▸ Written exercise
Report each line of the data that includes the word "creeps".

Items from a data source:
######
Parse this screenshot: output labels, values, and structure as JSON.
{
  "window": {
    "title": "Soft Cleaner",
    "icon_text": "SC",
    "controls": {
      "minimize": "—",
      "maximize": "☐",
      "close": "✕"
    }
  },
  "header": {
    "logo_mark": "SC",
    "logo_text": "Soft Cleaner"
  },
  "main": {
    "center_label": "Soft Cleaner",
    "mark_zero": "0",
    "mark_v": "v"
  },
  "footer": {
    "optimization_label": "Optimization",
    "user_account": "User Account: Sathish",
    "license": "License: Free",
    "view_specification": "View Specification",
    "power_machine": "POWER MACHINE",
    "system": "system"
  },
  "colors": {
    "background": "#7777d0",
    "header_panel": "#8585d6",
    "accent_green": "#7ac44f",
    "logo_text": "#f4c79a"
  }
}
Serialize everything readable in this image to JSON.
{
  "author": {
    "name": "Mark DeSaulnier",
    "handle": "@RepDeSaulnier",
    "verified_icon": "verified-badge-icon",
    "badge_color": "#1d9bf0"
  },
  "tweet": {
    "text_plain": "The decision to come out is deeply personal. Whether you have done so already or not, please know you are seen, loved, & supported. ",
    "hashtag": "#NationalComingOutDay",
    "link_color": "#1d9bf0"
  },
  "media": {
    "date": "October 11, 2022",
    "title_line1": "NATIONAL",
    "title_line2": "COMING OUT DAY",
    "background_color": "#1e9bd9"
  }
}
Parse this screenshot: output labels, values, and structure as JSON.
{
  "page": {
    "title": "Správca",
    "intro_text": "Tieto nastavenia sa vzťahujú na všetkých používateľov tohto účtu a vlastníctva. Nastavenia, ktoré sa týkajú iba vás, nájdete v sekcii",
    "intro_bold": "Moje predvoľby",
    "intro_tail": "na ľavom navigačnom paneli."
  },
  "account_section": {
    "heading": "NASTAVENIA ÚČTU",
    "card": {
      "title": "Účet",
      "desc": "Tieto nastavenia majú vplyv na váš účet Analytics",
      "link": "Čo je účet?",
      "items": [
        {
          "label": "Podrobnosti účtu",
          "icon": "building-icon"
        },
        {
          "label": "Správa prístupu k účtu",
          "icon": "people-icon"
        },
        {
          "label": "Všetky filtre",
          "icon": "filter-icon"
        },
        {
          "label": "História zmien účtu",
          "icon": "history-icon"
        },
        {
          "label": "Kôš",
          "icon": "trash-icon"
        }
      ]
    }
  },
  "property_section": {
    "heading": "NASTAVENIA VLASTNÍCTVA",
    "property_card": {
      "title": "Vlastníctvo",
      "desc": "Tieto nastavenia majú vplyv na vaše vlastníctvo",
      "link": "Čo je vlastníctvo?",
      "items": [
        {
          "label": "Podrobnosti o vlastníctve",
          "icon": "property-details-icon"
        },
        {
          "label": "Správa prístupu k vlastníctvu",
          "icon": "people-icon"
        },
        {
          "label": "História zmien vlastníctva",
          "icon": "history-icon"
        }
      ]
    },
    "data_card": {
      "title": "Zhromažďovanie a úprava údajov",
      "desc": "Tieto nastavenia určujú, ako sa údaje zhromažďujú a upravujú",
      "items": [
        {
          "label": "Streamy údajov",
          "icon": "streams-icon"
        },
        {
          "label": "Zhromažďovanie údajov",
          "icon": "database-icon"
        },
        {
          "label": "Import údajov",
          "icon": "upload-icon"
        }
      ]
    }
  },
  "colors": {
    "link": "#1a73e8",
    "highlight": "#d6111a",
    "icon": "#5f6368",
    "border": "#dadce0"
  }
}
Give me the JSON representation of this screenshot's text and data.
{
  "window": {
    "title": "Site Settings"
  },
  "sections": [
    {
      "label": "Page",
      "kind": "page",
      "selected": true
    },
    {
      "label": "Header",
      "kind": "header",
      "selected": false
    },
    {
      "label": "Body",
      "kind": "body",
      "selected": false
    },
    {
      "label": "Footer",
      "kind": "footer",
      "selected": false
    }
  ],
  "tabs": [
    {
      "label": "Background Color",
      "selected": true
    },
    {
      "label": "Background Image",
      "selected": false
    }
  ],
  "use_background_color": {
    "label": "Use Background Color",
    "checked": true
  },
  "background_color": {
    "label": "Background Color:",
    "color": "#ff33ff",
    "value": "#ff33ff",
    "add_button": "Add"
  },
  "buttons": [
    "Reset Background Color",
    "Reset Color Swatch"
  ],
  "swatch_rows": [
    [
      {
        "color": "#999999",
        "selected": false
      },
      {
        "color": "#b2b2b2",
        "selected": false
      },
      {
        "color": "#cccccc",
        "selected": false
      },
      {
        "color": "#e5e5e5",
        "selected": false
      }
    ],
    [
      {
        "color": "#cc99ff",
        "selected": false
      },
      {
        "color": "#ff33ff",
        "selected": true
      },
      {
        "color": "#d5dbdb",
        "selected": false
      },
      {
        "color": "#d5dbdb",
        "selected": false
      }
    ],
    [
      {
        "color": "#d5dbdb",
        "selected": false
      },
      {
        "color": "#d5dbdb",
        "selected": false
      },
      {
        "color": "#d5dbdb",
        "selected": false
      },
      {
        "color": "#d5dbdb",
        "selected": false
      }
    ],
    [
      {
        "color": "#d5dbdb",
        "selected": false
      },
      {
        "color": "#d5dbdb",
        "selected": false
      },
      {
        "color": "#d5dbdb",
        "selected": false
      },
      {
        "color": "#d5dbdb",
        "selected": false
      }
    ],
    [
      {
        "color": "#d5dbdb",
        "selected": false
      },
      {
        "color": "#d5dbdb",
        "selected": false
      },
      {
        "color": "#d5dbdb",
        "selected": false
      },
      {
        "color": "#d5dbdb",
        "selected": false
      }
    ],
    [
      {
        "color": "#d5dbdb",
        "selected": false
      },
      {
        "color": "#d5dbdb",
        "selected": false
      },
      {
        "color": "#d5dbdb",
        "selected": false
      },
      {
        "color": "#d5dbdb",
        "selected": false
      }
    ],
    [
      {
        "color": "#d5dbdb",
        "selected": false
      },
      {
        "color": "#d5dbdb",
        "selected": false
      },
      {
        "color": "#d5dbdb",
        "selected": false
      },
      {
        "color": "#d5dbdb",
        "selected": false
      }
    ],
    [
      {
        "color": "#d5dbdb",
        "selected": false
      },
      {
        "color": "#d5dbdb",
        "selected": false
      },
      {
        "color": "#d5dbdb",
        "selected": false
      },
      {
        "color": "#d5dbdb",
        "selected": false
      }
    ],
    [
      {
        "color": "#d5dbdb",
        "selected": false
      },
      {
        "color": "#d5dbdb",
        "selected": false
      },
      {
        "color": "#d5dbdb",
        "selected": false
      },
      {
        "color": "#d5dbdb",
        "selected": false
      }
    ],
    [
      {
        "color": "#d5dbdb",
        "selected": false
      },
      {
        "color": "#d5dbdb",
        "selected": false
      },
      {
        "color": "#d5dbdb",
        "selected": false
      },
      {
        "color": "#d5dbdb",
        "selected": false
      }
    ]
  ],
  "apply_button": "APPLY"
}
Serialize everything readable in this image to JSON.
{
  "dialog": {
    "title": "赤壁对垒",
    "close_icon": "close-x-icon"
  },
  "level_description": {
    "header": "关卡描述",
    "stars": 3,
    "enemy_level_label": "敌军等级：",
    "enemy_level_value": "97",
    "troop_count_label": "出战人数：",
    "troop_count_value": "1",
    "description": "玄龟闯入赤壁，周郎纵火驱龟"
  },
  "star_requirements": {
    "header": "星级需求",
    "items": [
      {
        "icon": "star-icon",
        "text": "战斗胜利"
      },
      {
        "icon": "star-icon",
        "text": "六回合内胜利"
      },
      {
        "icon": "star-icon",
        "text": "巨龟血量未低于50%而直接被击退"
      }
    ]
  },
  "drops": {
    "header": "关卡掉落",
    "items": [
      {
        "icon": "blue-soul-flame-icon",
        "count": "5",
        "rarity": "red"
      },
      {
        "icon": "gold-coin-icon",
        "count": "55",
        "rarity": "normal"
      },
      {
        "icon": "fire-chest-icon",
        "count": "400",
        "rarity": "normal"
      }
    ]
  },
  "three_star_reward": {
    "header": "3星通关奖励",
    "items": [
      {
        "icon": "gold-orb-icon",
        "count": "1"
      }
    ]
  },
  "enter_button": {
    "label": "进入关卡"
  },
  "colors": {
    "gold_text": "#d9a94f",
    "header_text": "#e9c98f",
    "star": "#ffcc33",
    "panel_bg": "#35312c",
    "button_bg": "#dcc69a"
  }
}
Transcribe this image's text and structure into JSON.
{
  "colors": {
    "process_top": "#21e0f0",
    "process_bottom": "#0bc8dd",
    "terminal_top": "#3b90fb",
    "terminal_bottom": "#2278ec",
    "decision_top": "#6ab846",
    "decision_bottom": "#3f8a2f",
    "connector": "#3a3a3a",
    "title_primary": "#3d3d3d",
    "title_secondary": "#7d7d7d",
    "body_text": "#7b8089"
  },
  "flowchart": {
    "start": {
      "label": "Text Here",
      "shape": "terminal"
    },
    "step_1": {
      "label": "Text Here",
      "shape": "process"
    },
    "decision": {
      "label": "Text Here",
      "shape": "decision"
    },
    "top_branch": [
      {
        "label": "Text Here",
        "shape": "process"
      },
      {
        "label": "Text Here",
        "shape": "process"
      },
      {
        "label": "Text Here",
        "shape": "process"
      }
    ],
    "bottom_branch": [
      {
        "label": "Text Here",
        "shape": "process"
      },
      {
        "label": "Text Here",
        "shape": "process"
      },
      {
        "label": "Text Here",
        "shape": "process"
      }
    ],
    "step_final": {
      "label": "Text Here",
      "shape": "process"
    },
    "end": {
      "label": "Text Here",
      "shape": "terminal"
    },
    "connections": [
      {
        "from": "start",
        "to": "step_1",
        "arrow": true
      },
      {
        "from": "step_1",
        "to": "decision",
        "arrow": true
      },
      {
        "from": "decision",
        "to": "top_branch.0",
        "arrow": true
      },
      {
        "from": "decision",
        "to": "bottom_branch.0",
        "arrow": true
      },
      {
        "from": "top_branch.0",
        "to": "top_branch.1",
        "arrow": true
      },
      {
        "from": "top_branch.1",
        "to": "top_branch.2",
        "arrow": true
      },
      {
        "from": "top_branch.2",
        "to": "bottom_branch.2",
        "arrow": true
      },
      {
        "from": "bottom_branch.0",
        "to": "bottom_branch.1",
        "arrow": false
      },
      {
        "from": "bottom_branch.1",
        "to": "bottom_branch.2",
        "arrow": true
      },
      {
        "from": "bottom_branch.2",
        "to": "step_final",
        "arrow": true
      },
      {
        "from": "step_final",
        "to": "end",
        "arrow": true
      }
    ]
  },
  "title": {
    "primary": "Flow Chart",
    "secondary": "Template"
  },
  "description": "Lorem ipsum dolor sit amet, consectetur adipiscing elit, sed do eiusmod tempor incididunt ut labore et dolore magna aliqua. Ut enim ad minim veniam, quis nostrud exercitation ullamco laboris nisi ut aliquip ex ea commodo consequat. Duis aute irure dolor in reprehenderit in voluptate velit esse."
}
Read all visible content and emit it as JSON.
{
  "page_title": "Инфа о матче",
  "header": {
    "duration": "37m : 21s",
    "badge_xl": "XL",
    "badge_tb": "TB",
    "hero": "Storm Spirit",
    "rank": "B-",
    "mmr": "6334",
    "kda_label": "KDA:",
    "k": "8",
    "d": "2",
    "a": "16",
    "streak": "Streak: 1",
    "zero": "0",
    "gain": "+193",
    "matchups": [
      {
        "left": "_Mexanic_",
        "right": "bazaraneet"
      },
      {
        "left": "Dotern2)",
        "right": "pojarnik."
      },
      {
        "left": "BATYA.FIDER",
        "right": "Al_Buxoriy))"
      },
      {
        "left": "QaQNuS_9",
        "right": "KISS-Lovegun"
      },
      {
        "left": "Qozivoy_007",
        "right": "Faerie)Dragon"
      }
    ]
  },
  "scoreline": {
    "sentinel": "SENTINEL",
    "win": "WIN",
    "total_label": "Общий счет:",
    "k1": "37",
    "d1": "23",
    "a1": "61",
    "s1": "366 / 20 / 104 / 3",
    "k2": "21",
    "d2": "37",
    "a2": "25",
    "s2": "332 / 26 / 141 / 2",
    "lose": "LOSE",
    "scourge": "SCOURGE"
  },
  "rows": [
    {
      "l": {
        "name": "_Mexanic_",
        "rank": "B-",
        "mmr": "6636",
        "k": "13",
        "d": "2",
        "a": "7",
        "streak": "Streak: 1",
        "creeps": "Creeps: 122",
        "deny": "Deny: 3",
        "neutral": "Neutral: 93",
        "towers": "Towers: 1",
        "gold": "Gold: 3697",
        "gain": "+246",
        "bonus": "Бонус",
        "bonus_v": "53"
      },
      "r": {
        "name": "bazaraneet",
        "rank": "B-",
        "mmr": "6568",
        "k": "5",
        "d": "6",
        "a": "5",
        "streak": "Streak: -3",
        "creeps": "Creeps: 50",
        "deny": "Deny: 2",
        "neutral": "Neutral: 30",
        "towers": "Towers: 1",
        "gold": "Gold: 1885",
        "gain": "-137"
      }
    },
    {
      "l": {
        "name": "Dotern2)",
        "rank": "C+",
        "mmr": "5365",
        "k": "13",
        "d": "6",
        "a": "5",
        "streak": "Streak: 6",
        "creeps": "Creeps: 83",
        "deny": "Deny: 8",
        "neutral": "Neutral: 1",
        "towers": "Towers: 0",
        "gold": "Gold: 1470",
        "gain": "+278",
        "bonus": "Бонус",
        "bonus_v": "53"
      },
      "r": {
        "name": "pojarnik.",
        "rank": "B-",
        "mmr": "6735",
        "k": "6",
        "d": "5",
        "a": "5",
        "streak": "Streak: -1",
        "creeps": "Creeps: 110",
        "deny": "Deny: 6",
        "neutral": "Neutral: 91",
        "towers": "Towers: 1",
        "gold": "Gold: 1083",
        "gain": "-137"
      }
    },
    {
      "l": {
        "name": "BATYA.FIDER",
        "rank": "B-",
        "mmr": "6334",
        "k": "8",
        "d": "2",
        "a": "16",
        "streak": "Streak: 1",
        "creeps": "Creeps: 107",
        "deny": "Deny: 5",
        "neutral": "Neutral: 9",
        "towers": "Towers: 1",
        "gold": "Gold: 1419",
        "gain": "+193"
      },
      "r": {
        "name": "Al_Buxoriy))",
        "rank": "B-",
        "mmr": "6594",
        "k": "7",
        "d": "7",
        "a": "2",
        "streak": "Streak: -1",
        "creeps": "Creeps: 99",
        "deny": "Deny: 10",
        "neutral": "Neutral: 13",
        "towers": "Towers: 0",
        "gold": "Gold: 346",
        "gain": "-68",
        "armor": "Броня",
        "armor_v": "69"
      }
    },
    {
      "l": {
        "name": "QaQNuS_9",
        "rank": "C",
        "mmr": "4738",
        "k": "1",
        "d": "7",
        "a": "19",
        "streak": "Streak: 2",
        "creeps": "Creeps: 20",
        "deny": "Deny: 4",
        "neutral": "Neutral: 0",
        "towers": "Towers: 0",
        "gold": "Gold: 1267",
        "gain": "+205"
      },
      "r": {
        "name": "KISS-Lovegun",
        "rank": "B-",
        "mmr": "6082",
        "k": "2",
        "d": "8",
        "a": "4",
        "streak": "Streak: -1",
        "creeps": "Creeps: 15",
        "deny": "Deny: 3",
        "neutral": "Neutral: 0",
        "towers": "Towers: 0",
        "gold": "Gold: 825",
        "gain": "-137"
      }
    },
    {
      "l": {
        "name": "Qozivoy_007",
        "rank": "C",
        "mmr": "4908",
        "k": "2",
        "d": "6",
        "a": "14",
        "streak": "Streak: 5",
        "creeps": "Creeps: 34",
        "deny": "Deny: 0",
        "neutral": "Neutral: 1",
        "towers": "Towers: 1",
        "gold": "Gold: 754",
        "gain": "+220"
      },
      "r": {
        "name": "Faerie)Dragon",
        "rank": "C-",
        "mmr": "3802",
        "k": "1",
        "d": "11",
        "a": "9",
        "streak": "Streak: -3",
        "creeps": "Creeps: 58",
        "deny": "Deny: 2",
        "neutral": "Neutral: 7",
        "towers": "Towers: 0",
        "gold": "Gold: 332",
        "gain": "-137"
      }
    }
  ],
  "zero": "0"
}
######
▸ Written response
        "creeps": "Creeps: 122",
        "creeps": "Creeps: 50",
        "creeps": "Creeps: 83",
        "creeps": "Creeps: 110",
        "creeps": "Creeps: 107",
        "creeps": "Creeps: 99",
        "creeps": "Creeps: 20",
        "creeps": "Creeps: 15",
        "creeps": "Creeps: 34",
        "creeps": "Creeps: 58",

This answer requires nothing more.